··· Materials provided ···

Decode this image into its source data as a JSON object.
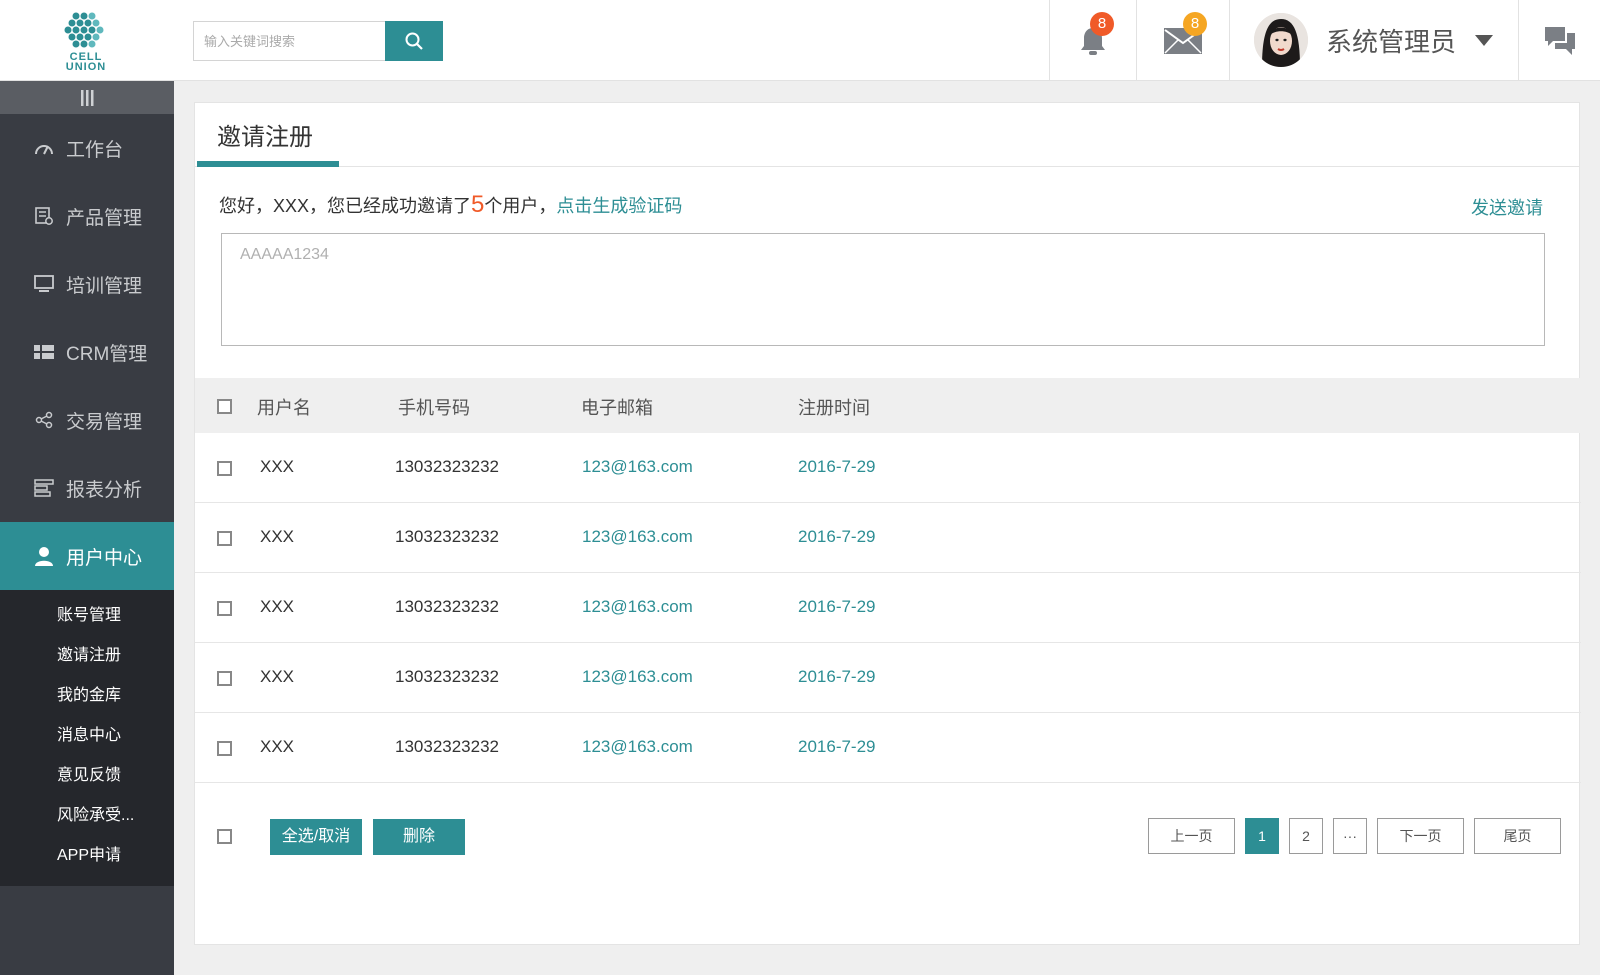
{
  "brand": {
    "logo_text_1": "CELL",
    "logo_text_2": "UNION",
    "accent": "#2d8e94",
    "alert": "#f05a28",
    "badge_yellow": "#f5a623"
  },
  "search": {
    "placeholder": "输入关键词搜索",
    "icon": "search-icon"
  },
  "header": {
    "notifications": {
      "icon": "bell-icon",
      "count": "8"
    },
    "messages": {
      "icon": "envelope-icon",
      "count": "8"
    },
    "user": {
      "name": "系统管理员",
      "icon": "chevron-down-icon"
    },
    "chat": {
      "icon": "chat-bubbles-icon"
    }
  },
  "sidebar": {
    "collapse_icon": "menu-bars-icon",
    "items": [
      {
        "label": "工作台",
        "icon": "gauge-icon"
      },
      {
        "label": "产品管理",
        "icon": "product-icon"
      },
      {
        "label": "培训管理",
        "icon": "monitor-icon"
      },
      {
        "label": "CRM管理",
        "icon": "grid-icon"
      },
      {
        "label": "交易管理",
        "icon": "share-icon"
      },
      {
        "label": "报表分析",
        "icon": "report-icon"
      },
      {
        "label": "用户中心",
        "icon": "user-icon"
      }
    ],
    "sub_items": [
      "账号管理",
      "邀请注册",
      "我的金库",
      "消息中心",
      "意见反馈",
      "风险承受...",
      "APP申请"
    ]
  },
  "main": {
    "title": "邀请注册",
    "invite": {
      "prefix": "您好，XXX，您已经成功邀请了",
      "count": "5",
      "suffix": "个用户，",
      "link": "点击生成验证码"
    },
    "send_label": "发送邀请",
    "code_placeholder": "AAAAA1234",
    "table": {
      "columns": [
        "用户名",
        "手机号码",
        "电子邮箱",
        "注册时间"
      ],
      "rows": [
        {
          "name": "XXX",
          "phone": "13032323232",
          "email": "123@163.com",
          "date": "2016-7-29"
        },
        {
          "name": "XXX",
          "phone": "13032323232",
          "email": "123@163.com",
          "date": "2016-7-29"
        },
        {
          "name": "XXX",
          "phone": "13032323232",
          "email": "123@163.com",
          "date": "2016-7-29"
        },
        {
          "name": "XXX",
          "phone": "13032323232",
          "email": "123@163.com",
          "date": "2016-7-29"
        },
        {
          "name": "XXX",
          "phone": "13032323232",
          "email": "123@163.com",
          "date": "2016-7-29"
        }
      ]
    },
    "footer": {
      "select_all": "全选/取消",
      "delete": "删除",
      "pagination": {
        "prev": "上一页",
        "pages": [
          "1",
          "2"
        ],
        "ellipsis": "···",
        "next": "下一页",
        "last": "尾页",
        "current": "1"
      }
    }
  }
}
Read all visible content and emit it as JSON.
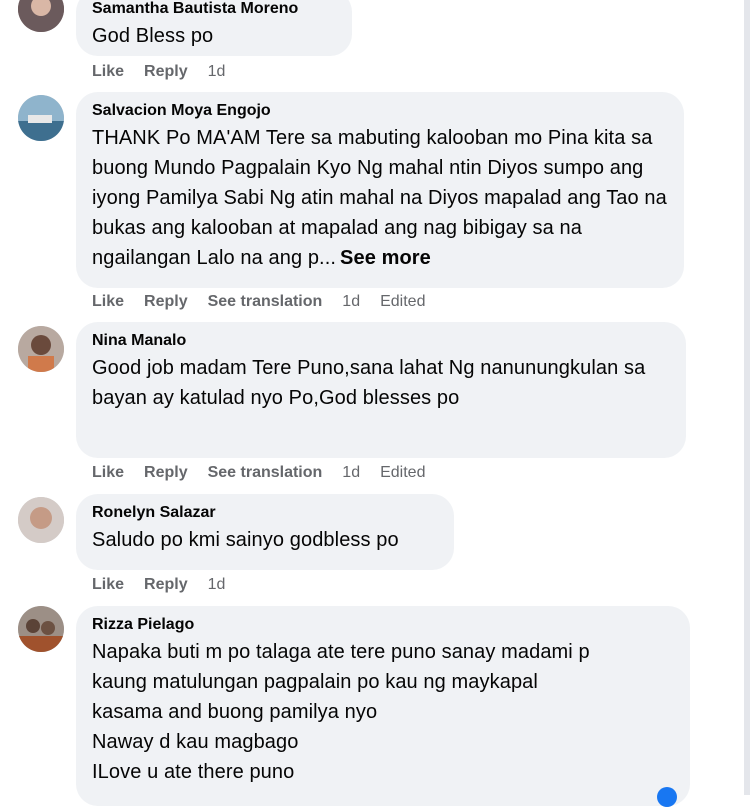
{
  "comments": [
    {
      "author": "Samantha Bautista Moreno",
      "text": "God Bless po",
      "actions": {
        "like": "Like",
        "reply": "Reply",
        "time": "1d"
      }
    },
    {
      "author": "Salvacion Moya Engojo",
      "text": "THANK Po MA'AM Tere sa mabuting kalooban mo Pina kita sa buong Mundo Pagpalain Kyo Ng mahal ntin Diyos sumpo ang iyong Pamilya Sabi Ng atin mahal na Diyos mapalad ang Tao na bukas ang kalooban at mapalad ang nag bibigay sa na ngailangan Lalo na ang p...",
      "see_more": "See more",
      "actions": {
        "like": "Like",
        "reply": "Reply",
        "translate": "See translation",
        "time": "1d",
        "edited": "Edited"
      }
    },
    {
      "author": "Nina Manalo",
      "text": "Good job madam Tere Puno,sana lahat Ng nanunungkulan sa bayan ay katulad nyo Po,God blesses po",
      "actions": {
        "like": "Like",
        "reply": "Reply",
        "translate": "See translation",
        "time": "1d",
        "edited": "Edited"
      }
    },
    {
      "author": "Ronelyn Salazar",
      "text": "Saludo po kmi sainyo godbless po",
      "actions": {
        "like": "Like",
        "reply": "Reply",
        "time": "1d"
      }
    },
    {
      "author": "Rizza Pielago",
      "lines": [
        "Napaka buti m po talaga ate tere puno sanay madami p",
        "kaung matulungan pagpalain po kau ng maykapal",
        "kasama and buong pamilya nyo",
        "Naway d kau magbago",
        "ILove u ate there puno"
      ]
    }
  ],
  "colors": {
    "bubble": "#f0f2f5",
    "meta": "#65676b",
    "text": "#050505"
  }
}
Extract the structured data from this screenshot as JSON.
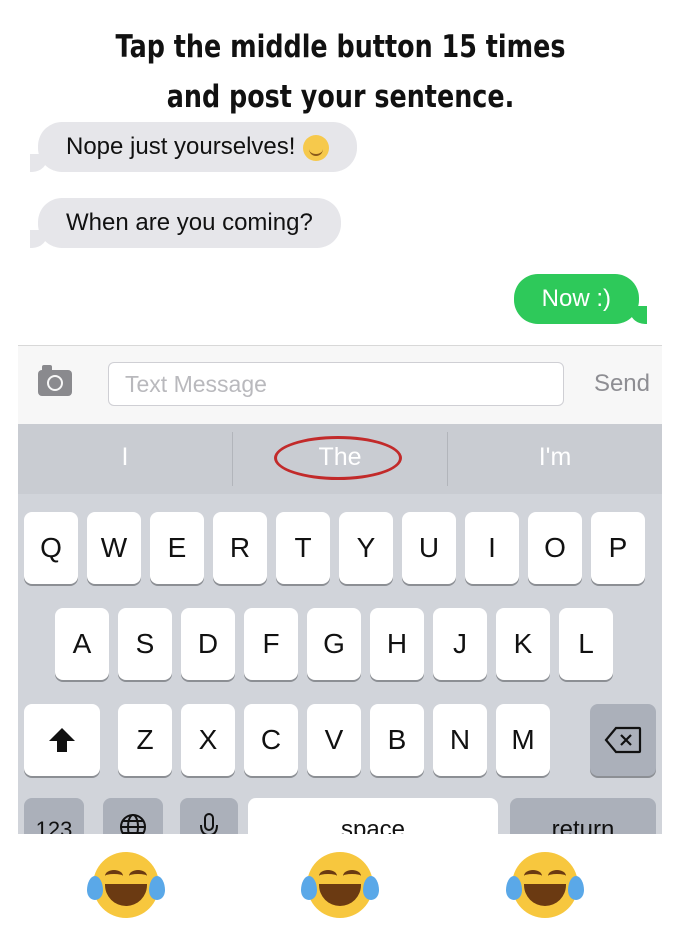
{
  "caption": {
    "line1": "Tap the middle button 15 times",
    "line2": "and post your sentence."
  },
  "messages": {
    "in1": "Nope just yourselves!",
    "in2": "When are you coming?",
    "out1": "Now :)"
  },
  "input": {
    "placeholder": "Text Message",
    "send_label": "Send"
  },
  "predictions": [
    "I",
    "The",
    "I'm"
  ],
  "keyboard": {
    "row1": [
      "Q",
      "W",
      "E",
      "R",
      "T",
      "Y",
      "U",
      "I",
      "O",
      "P"
    ],
    "row2": [
      "A",
      "S",
      "D",
      "F",
      "G",
      "H",
      "J",
      "K",
      "L"
    ],
    "row3": [
      "Z",
      "X",
      "C",
      "V",
      "B",
      "N",
      "M"
    ],
    "numbers_label": "123",
    "space_label": "space",
    "return_label": "return"
  },
  "colors": {
    "sent_bubble": "#2ec95a",
    "received_bubble": "#e6e6ea",
    "highlight_circle": "#c22a2a"
  }
}
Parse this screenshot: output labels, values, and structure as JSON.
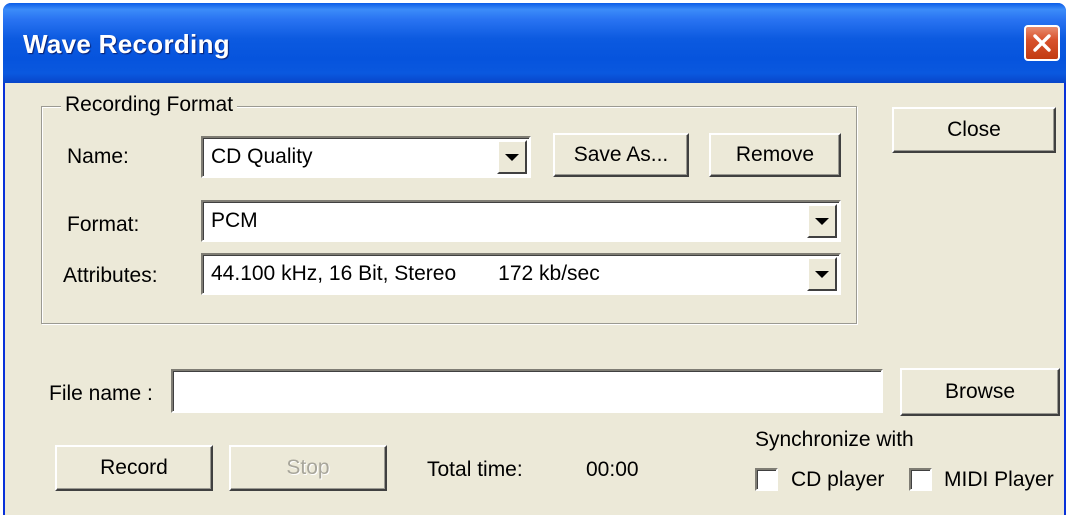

···

[Stated task] Leave out every picture, and repeat word for word only the lines from the one holding "Extract the structured" through the end of the entries above, both ends included.

[Result of the task]
Extract the structured data from this screenshot as JSON.
{
  "caption": {
    "line1": "Tap the middle button 15 times",
    "line2": "and post your sentence."
  },
  "messages": {
    "in1": "Nope just yourselves!",
    "in2": "When are you coming?",
    "out1": "Now :)"
  },
  "input": {
    "placeholder": "Text Message",
    "send_label": "Send"
  },
  "predictions": [
    "I",
    "The",
    "I'm"
  ],
  "keyboard": {
    "row1": [
      "Q",
      "W",
      "E",
      "R",
      "T",
      "Y",
      "U",
      "I",
      "O",
      "P"
    ],
    "row2": [
      "A",
      "S",
      "D",
      "F",
      "G",
      "H",
      "J",
      "K",
      "L"
    ],
    "row3": [
      "Z",
      "X",
      "C",
      "V",
      "B",
      "N",
      "M"
    ],
    "numbers_label": "123",
    "space_label": "space",
    "return_label": "return"
  },
  "colors": {
    "sent_bubble": "#2ec95a",
    "received_bubble": "#e6e6ea",
    "highlight_circle": "#c22a2a"
  }
}
Parse this screenshot: output labels, values, and structure as JSON.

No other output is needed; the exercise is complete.